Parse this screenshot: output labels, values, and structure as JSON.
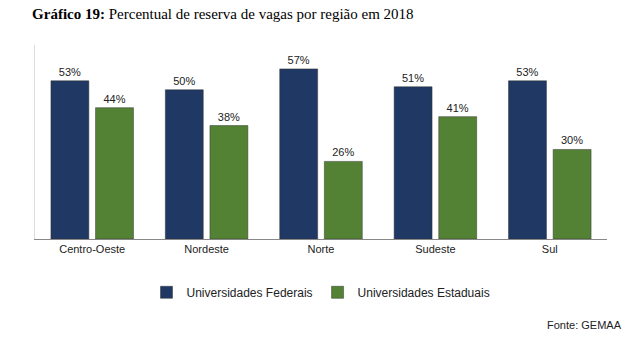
{
  "chart_data": {
    "type": "bar",
    "title": "Gráfico 19: Percentual de reserva de vagas por região em 2018",
    "categories": [
      "Centro-Oeste",
      "Nordeste",
      "Norte",
      "Sudeste",
      "Sul"
    ],
    "series": [
      {
        "name": "Universidades Federais",
        "color": "#1f3864",
        "values": [
          53,
          50,
          57,
          51,
          53
        ],
        "value_labels": [
          "53%",
          "50%",
          "57%",
          "51%",
          "53%"
        ]
      },
      {
        "name": "Universidades Estaduais",
        "color": "#548235",
        "values": [
          44,
          38,
          26,
          41,
          30
        ],
        "value_labels": [
          "44%",
          "38%",
          "26%",
          "41%",
          "30%"
        ]
      }
    ],
    "ylim": [
      0,
      65
    ],
    "yticks": [],
    "grid": false,
    "data_labels": true,
    "tick_labels": "x",
    "legend": "bottom",
    "annotations": [
      "Fonte: GEMAA"
    ]
  }
}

·····

** Exercise **
Return each full line of the entries that contains the word "name".

** Output below **
        "name": "Universidades Federais",
        "name": "Universidades Estaduais",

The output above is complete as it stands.